Seitenauszug
╔══

Europäischer Forschungsrat zeichnet Kernphysiker der TU Darmstadt aus

08.02.2018 von

Der Europäische Forschungsrat hat Dr. Alexandre Obertelli, Wissenschaftler am Fachbereich Physik der TU Darmstadt, mit einem ERC Consolidator Grant ausgezeichnet. Der Preis ist mit Fördermitteln in Höhe von insgesamt 2,55 Millionen Euro über einen Zeitraum von fünf Jahren verbunden. So kann die TU Darmstadt im Institut für Kernphysik ihre Forschung auf den Bereich von Antimaterie ausweiten.

╚══

Aufgaben
• 1. Drucke aus dem Seitenauszug den Wortlaut zwischen „Der Europäische Forschungsrat“ und „von Antimaterie ausweiten.“ einschließlich dieser beiden Stellen unverändert aus.
• 2. Über welchen Zeitraum erstrecken sich laut dem Seitenauszug die Fördermittel des ERC Consolidator Grant?

Datenauszüge

╔══

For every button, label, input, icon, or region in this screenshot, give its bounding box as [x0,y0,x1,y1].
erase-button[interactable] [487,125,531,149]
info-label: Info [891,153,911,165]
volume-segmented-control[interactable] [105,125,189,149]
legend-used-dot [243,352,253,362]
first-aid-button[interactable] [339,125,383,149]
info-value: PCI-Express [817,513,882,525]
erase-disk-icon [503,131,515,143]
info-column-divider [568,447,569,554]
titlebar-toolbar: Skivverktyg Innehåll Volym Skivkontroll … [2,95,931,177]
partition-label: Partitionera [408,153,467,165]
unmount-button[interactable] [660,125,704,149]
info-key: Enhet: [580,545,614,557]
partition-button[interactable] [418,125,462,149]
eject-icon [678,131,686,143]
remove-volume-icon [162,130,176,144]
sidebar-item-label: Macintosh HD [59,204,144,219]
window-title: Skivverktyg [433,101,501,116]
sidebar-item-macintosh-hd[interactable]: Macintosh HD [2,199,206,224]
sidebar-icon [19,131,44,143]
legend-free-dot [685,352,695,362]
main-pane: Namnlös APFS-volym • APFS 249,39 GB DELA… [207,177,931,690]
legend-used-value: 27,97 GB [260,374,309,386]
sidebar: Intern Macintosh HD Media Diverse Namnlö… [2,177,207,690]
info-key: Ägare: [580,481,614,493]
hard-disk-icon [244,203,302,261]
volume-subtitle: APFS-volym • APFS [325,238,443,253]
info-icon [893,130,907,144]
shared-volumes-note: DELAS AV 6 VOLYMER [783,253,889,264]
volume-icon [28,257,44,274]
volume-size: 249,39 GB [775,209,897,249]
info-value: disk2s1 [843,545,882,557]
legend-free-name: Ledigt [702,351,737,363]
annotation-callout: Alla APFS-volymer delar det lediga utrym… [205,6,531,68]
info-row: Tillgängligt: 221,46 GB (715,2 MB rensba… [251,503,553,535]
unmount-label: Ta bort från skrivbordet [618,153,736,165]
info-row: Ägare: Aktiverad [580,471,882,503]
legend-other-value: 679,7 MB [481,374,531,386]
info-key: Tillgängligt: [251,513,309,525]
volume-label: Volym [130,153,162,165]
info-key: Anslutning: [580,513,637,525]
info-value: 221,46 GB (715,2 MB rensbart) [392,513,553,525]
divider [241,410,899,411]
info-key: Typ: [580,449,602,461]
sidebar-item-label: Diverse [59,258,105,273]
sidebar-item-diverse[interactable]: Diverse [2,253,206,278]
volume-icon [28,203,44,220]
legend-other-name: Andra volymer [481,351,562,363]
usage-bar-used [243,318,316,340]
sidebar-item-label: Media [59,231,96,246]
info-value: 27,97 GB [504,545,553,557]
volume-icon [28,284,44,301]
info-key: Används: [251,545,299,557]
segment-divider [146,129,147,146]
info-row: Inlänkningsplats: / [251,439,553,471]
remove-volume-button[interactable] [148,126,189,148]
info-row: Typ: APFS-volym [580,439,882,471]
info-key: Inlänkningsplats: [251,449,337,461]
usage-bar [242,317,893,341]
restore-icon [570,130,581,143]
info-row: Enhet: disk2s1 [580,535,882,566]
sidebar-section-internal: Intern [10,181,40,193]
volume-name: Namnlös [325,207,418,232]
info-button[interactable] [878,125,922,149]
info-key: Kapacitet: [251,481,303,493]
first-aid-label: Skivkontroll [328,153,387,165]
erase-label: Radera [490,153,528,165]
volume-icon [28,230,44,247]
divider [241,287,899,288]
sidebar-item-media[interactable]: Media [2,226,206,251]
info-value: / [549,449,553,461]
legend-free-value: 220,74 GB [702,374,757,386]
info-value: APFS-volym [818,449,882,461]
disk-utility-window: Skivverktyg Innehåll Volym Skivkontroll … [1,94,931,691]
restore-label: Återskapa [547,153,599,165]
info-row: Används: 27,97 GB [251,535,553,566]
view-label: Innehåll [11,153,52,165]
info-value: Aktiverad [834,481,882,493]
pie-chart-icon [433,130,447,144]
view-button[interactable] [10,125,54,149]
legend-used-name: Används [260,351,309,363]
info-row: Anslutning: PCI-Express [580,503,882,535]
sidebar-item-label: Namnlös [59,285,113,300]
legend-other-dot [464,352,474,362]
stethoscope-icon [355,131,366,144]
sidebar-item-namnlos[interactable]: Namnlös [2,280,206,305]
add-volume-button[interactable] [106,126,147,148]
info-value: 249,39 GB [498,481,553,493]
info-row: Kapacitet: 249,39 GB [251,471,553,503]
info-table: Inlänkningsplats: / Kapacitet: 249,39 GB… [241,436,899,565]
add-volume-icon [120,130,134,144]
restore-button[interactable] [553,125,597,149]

╚══

Antworten der Reihe
• 1.
Der Europäische Forschungsrat hat Dr. Alexandre Obertelli, Wissenschaftler am Fachbereich Physik der TU Darmstadt, mit einem ERC Consolidator Grant ausgezeichnet. Der Preis ist mit Fördermitteln in Höhe von insgesamt 2,55 Millionen Euro über einen Zeitraum von fünf Jahren verbunden. So kann die TU Darmstadt im Institut für Kernphysik ihre Forschung auf den Bereich von Antimaterie ausweiten.

• 2. Die Fördermittel erstrecken sich über einen Zeitraum von fünf Jahren.